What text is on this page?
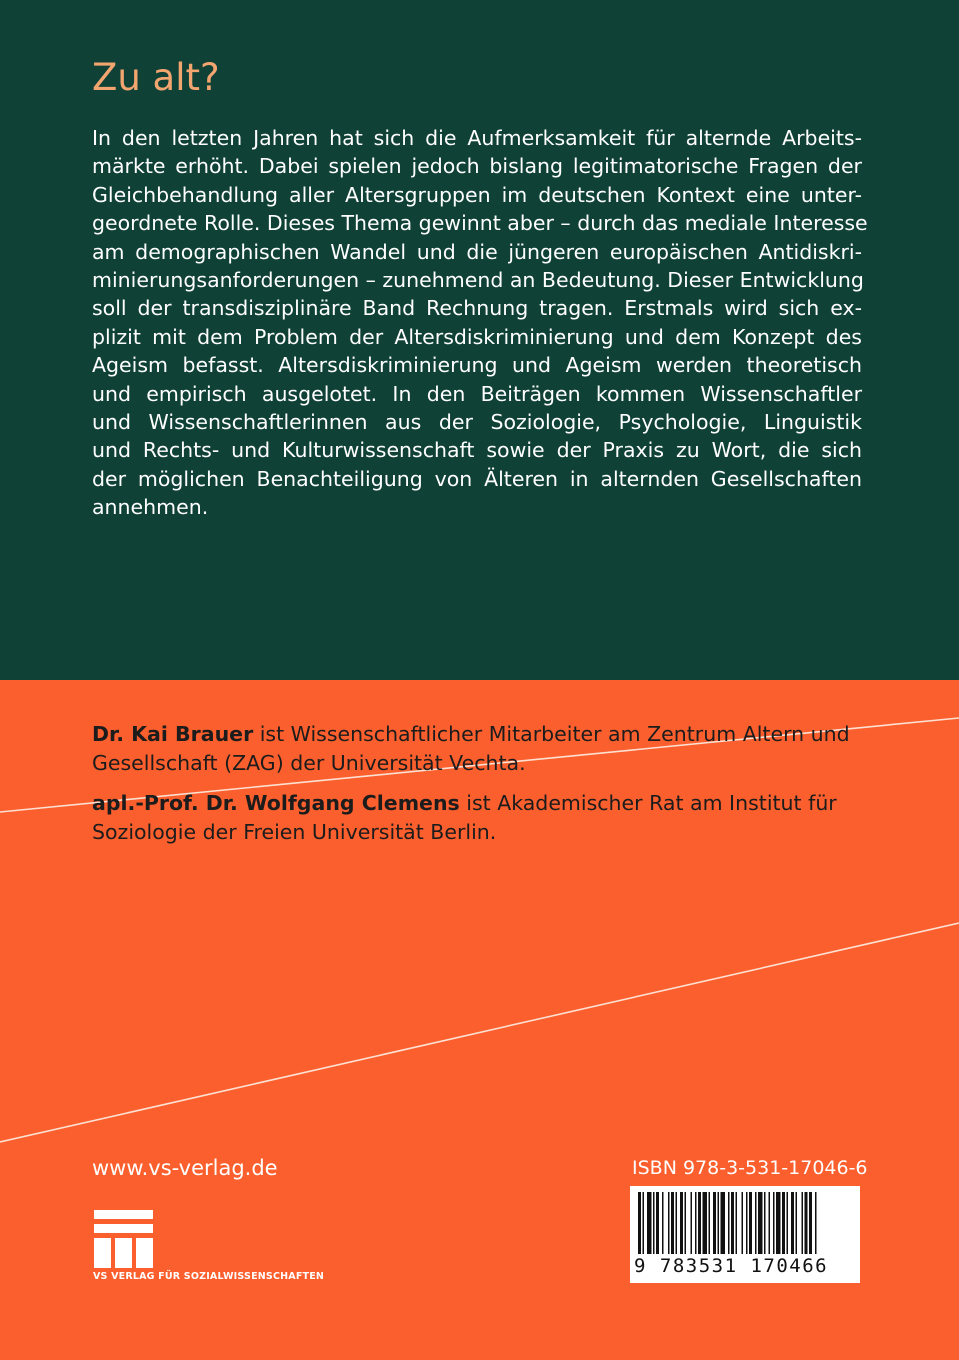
Zu alt?
In den letzten Jahren hat sich die Aufmerksamkeit für alternde Arbeits-
märkte erhöht. Dabei spielen jedoch bislang legitimatorische Fragen der
Gleichbehandlung aller Altersgruppen im deutschen Kontext eine unter-
geordnete Rolle. Dieses Thema gewinnt aber – durch das mediale Interesse
am demographischen Wandel und die jüngeren europäischen Antidiskri-
minierungsanforderungen – zunehmend an Bedeutung. Dieser Entwicklung
soll der transdisziplinäre Band Rechnung tragen. Erstmals wird sich ex-
plizit mit dem Problem der Altersdiskriminierung und dem Konzept des
Ageism befasst. Altersdiskriminierung und Ageism werden theoretisch
und empirisch ausgelotet. In den Beiträgen kommen Wissenschaftler
und Wissenschaftlerinnen aus der Soziologie, Psychologie, Linguistik
und Rechts- und Kulturwissenschaft sowie der Praxis zu Wort, die sich
der möglichen Benachteiligung von Älteren in alternden Gesellschaften
annehmen.
Dr. Kai Brauer ist Wissenschaftlicher Mitarbeiter am Zentrum Altern und
Gesellschaft (ZAG) der Universität Vechta.
apl.-Prof. Dr. Wolfgang Clemens ist Akademischer Rat am Institut für
Soziologie der Freien Universität Berlin.
www.vs-verlag.de
VS VERLAG FÜR SOZIALWISSENSCHAFTEN
ISBN 978-3-531-17046-6
9 783531 170466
★ ★ ★
## [Stated goal]
Working from the listing above, pick out every line that has "sich" and copy it.

## [Final answer]
In den letzten Jahren hat sich die Aufmerksamkeit für alternde Arbeits-
soll der transdisziplinäre Band Rechnung tragen. Erstmals wird sich ex-
und Rechts- und Kulturwissenschaft sowie der Praxis zu Wort, die sich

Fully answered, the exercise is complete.